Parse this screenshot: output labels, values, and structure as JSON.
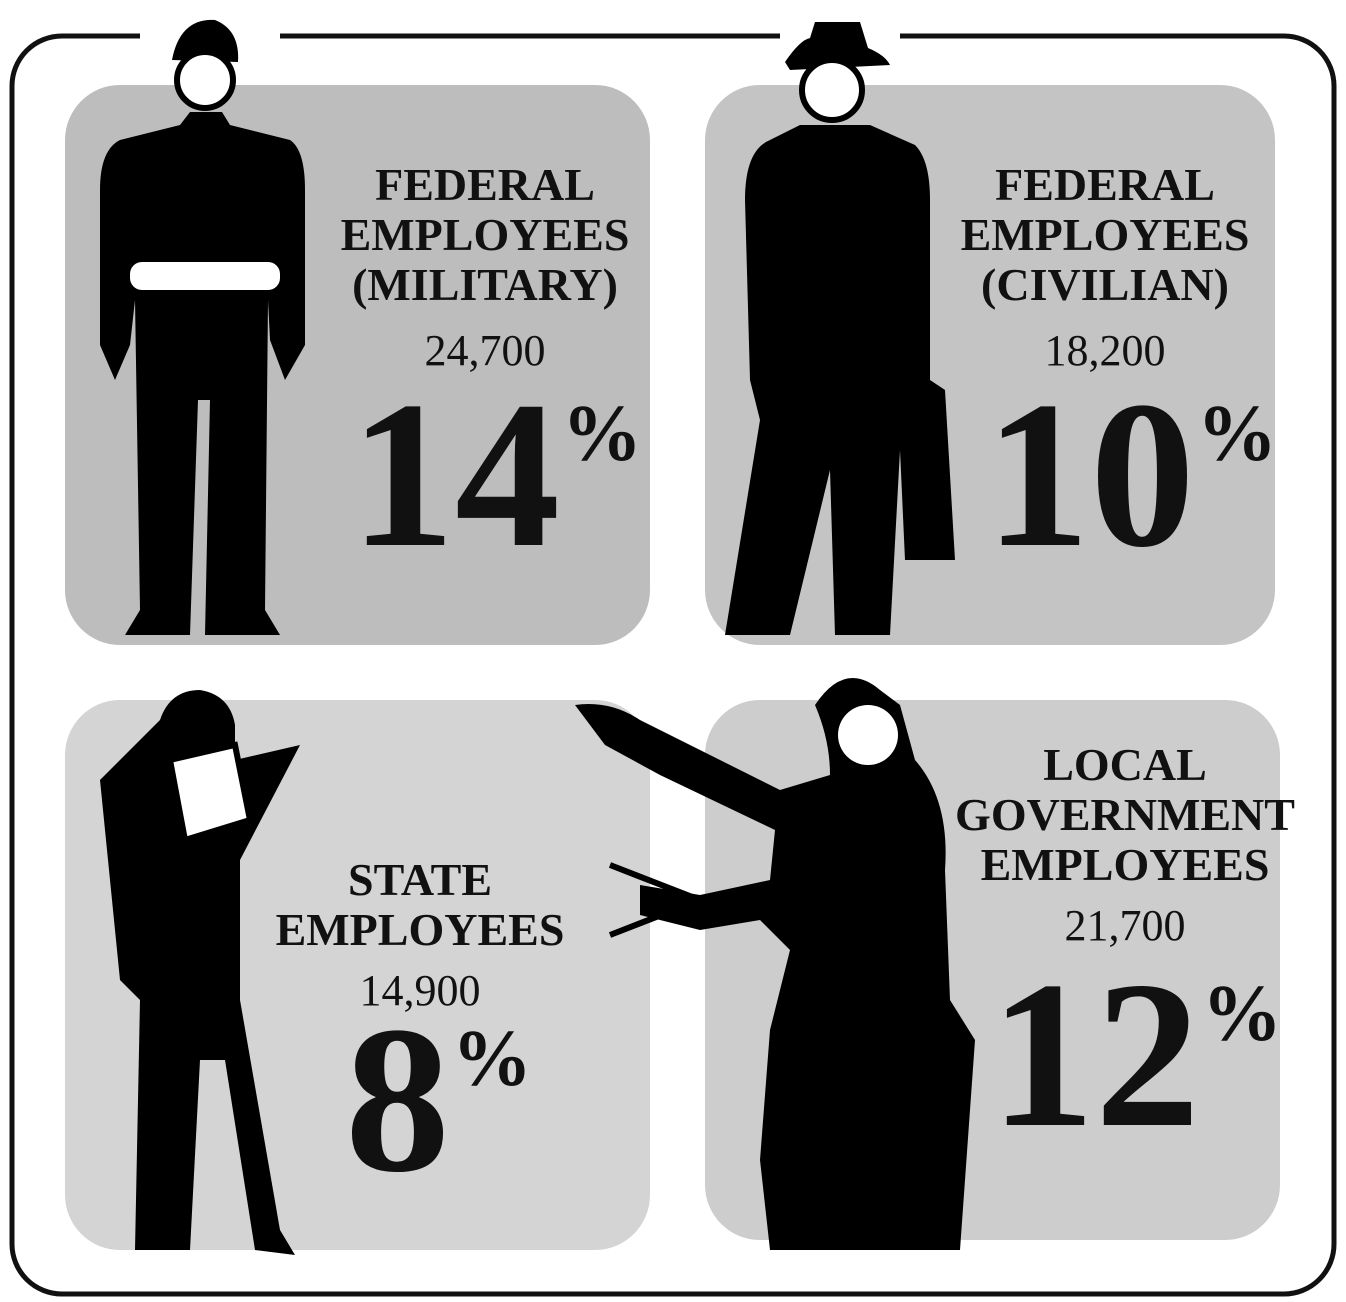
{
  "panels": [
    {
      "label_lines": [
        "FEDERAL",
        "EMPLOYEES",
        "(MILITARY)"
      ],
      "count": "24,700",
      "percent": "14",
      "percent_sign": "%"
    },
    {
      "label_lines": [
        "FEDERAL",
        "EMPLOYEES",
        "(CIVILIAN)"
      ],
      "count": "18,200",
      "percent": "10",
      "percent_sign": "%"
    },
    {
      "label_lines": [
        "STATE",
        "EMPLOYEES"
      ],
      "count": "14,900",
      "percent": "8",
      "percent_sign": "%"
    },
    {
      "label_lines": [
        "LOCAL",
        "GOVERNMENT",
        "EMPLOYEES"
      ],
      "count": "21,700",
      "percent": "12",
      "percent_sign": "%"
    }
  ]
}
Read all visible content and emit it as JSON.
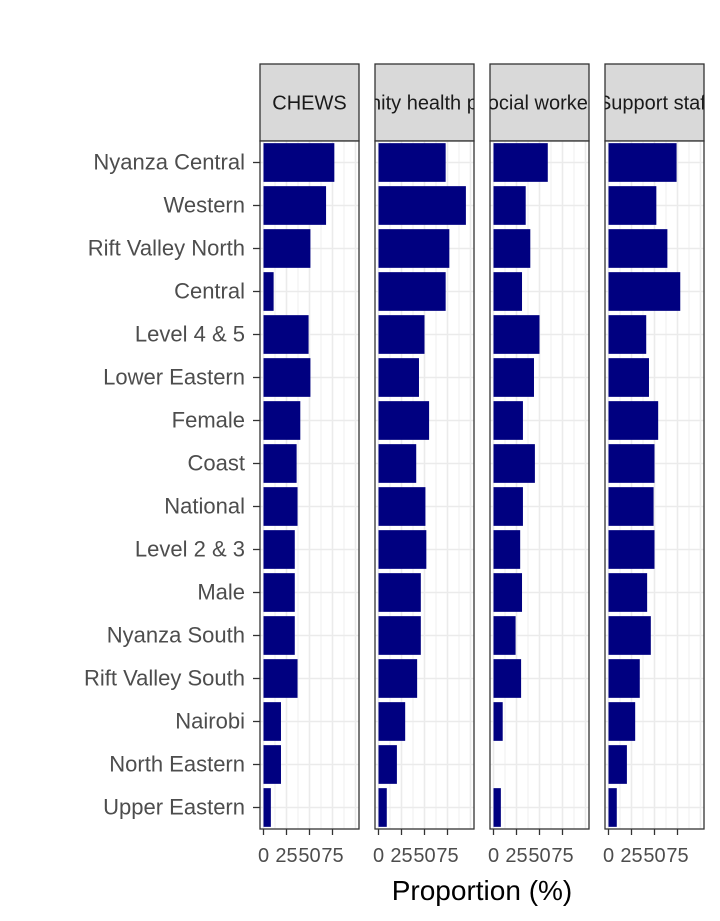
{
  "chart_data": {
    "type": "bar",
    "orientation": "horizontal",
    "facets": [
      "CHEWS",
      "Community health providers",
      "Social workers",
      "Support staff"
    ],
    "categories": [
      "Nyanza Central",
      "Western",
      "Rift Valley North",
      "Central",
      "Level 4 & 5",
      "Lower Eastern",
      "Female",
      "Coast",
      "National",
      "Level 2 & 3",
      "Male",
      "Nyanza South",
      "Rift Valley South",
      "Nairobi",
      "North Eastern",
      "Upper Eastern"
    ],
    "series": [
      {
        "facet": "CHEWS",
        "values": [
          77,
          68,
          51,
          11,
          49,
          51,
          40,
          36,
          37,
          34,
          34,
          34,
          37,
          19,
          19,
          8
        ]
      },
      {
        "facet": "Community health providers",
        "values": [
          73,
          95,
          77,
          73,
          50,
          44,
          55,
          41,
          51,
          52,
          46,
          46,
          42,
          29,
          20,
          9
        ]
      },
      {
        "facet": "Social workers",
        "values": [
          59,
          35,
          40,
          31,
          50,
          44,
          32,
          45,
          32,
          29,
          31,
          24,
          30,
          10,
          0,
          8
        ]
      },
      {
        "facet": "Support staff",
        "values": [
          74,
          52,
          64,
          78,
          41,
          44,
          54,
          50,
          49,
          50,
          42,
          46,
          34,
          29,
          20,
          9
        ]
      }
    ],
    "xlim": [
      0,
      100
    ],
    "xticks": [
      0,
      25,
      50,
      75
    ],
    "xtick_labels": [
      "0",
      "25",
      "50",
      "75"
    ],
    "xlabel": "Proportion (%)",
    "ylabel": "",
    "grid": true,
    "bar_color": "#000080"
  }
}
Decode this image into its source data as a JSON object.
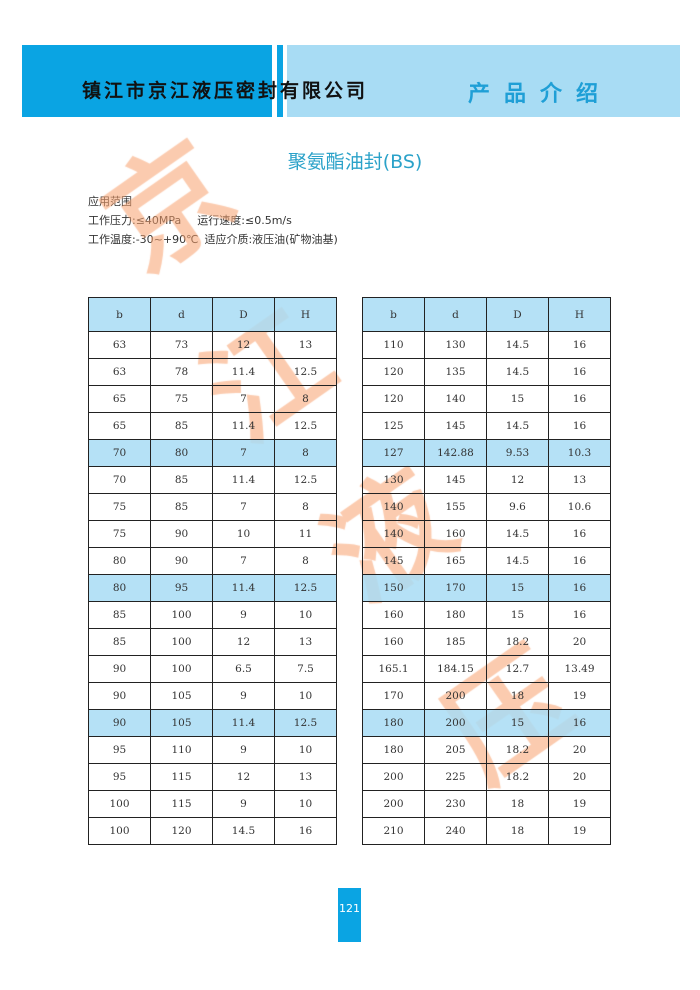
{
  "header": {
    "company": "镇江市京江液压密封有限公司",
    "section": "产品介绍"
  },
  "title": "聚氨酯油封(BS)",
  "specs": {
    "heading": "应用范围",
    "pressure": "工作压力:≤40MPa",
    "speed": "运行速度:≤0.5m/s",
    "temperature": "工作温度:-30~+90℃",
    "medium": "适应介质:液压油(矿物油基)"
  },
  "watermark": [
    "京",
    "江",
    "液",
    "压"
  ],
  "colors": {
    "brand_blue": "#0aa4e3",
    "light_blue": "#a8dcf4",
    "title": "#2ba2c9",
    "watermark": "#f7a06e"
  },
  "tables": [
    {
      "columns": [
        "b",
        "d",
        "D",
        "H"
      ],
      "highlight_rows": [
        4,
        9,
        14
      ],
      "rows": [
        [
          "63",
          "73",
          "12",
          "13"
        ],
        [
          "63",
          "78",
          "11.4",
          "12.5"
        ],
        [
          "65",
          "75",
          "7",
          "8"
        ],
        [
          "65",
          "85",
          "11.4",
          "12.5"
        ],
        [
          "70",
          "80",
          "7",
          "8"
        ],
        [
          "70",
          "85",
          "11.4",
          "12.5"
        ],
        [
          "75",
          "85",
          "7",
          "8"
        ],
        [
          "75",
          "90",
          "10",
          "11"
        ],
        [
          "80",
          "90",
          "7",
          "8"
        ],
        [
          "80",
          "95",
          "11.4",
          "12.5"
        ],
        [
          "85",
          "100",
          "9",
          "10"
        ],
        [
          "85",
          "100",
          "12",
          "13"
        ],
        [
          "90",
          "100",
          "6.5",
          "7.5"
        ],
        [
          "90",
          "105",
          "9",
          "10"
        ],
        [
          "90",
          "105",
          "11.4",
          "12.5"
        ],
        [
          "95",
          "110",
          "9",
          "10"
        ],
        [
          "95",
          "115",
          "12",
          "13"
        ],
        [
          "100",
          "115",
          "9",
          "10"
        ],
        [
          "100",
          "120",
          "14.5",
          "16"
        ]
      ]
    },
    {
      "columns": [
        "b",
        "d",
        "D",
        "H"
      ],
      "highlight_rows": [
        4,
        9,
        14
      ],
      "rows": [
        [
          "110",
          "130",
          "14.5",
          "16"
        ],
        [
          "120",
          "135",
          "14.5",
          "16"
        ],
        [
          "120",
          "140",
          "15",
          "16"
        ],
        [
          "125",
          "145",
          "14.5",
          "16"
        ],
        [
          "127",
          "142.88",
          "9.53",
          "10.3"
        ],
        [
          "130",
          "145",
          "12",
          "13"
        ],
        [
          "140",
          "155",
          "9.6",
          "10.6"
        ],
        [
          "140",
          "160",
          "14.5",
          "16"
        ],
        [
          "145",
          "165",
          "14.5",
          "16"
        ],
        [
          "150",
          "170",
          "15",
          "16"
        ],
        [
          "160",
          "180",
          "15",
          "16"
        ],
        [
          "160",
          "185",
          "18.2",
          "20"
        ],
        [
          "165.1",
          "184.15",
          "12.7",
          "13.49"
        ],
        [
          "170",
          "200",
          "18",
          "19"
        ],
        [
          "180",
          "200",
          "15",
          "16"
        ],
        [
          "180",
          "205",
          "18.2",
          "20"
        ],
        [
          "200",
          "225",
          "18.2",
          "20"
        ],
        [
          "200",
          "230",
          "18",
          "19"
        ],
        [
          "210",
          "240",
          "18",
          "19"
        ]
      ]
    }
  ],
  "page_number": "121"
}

________________________

» Requirement
Quote the material exactly. Pictures stay out.

» Solution to this exercise
Parse this screenshot: output labels, values, and structure as JSON.
{
  "panels": [
    {
      "label_lines": [
        "FEDERAL",
        "EMPLOYEES",
        "(MILITARY)"
      ],
      "count": "24,700",
      "percent": "14",
      "percent_sign": "%"
    },
    {
      "label_lines": [
        "FEDERAL",
        "EMPLOYEES",
        "(CIVILIAN)"
      ],
      "count": "18,200",
      "percent": "10",
      "percent_sign": "%"
    },
    {
      "label_lines": [
        "STATE",
        "EMPLOYEES"
      ],
      "count": "14,900",
      "percent": "8",
      "percent_sign": "%"
    },
    {
      "label_lines": [
        "LOCAL",
        "GOVERNMENT",
        "EMPLOYEES"
      ],
      "count": "21,700",
      "percent": "12",
      "percent_sign": "%"
    }
  ]
}
Read all visible content and emit it as JSON.
{
  "chart_data": {
    "type": "bar",
    "orientation": "horizontal",
    "facets": [
      "CHEWS",
      "Community health providers",
      "Social workers",
      "Support staff"
    ],
    "categories": [
      "Nyanza Central",
      "Western",
      "Rift Valley North",
      "Central",
      "Level 4 & 5",
      "Lower Eastern",
      "Female",
      "Coast",
      "National",
      "Level 2 & 3",
      "Male",
      "Nyanza South",
      "Rift Valley South",
      "Nairobi",
      "North Eastern",
      "Upper Eastern"
    ],
    "series": [
      {
        "facet": "CHEWS",
        "values": [
          77,
          68,
          51,
          11,
          49,
          51,
          40,
          36,
          37,
          34,
          34,
          34,
          37,
          19,
          19,
          8
        ]
      },
      {
        "facet": "Community health providers",
        "values": [
          73,
          95,
          77,
          73,
          50,
          44,
          55,
          41,
          51,
          52,
          46,
          46,
          42,
          29,
          20,
          9
        ]
      },
      {
        "facet": "Social workers",
        "values": [
          59,
          35,
          40,
          31,
          50,
          44,
          32,
          45,
          32,
          29,
          31,
          24,
          30,
          10,
          0,
          8
        ]
      },
      {
        "facet": "Support staff",
        "values": [
          74,
          52,
          64,
          78,
          41,
          44,
          54,
          50,
          49,
          50,
          42,
          46,
          34,
          29,
          20,
          9
        ]
      }
    ],
    "xlim": [
      0,
      100
    ],
    "xticks": [
      0,
      25,
      50,
      75
    ],
    "xtick_labels": [
      "0",
      "25",
      "50",
      "75"
    ],
    "xlabel": "Proportion (%)",
    "ylabel": "",
    "grid": true,
    "bar_color": "#000080"
  }
}
Decode this image into its source data as a JSON object.
{
  "header": {
    "company": "镇江市京江液压密封有限公司",
    "section": "产品介绍"
  },
  "title": "聚氨酯油封(BS)",
  "specs": {
    "heading": "应用范围",
    "pressure": "工作压力:≤40MPa",
    "speed": "运行速度:≤0.5m/s",
    "temperature": "工作温度:-30~+90℃",
    "medium": "适应介质:液压油(矿物油基)"
  },
  "watermark": [
    "京",
    "江",
    "液",
    "压"
  ],
  "colors": {
    "brand_blue": "#0aa4e3",
    "light_blue": "#a8dcf4",
    "title": "#2ba2c9",
    "watermark": "#f7a06e"
  },
  "tables": [
    {
      "columns": [
        "b",
        "d",
        "D",
        "H"
      ],
      "highlight_rows": [
        4,
        9,
        14
      ],
      "rows": [
        [
          "63",
          "73",
          "12",
          "13"
        ],
        [
          "63",
          "78",
          "11.4",
          "12.5"
        ],
        [
          "65",
          "75",
          "7",
          "8"
        ],
        [
          "65",
          "85",
          "11.4",
          "12.5"
        ],
        [
          "70",
          "80",
          "7",
          "8"
        ],
        [
          "70",
          "85",
          "11.4",
          "12.5"
        ],
        [
          "75",
          "85",
          "7",
          "8"
        ],
        [
          "75",
          "90",
          "10",
          "11"
        ],
        [
          "80",
          "90",
          "7",
          "8"
        ],
        [
          "80",
          "95",
          "11.4",
          "12.5"
        ],
        [
          "85",
          "100",
          "9",
          "10"
        ],
        [
          "85",
          "100",
          "12",
          "13"
        ],
        [
          "90",
          "100",
          "6.5",
          "7.5"
        ],
        [
          "90",
          "105",
          "9",
          "10"
        ],
        [
          "90",
          "105",
          "11.4",
          "12.5"
        ],
        [
          "95",
          "110",
          "9",
          "10"
        ],
        [
          "95",
          "115",
          "12",
          "13"
        ],
        [
          "100",
          "115",
          "9",
          "10"
        ],
        [
          "100",
          "120",
          "14.5",
          "16"
        ]
      ]
    },
    {
      "columns": [
        "b",
        "d",
        "D",
        "H"
      ],
      "highlight_rows": [
        4,
        9,
        14
      ],
      "rows": [
        [
          "110",
          "130",
          "14.5",
          "16"
        ],
        [
          "120",
          "135",
          "14.5",
          "16"
        ],
        [
          "120",
          "140",
          "15",
          "16"
        ],
        [
          "125",
          "145",
          "14.5",
          "16"
        ],
        [
          "127",
          "142.88",
          "9.53",
          "10.3"
        ],
        [
          "130",
          "145",
          "12",
          "13"
        ],
        [
          "140",
          "155",
          "9.6",
          "10.6"
        ],
        [
          "140",
          "160",
          "14.5",
          "16"
        ],
        [
          "145",
          "165",
          "14.5",
          "16"
        ],
        [
          "150",
          "170",
          "15",
          "16"
        ],
        [
          "160",
          "180",
          "15",
          "16"
        ],
        [
          "160",
          "185",
          "18.2",
          "20"
        ],
        [
          "165.1",
          "184.15",
          "12.7",
          "13.49"
        ],
        [
          "170",
          "200",
          "18",
          "19"
        ],
        [
          "180",
          "200",
          "15",
          "16"
        ],
        [
          "180",
          "205",
          "18.2",
          "20"
        ],
        [
          "200",
          "225",
          "18.2",
          "20"
        ],
        [
          "200",
          "230",
          "18",
          "19"
        ],
        [
          "210",
          "240",
          "18",
          "19"
        ]
      ]
    }
  ],
  "page_number": "121"
}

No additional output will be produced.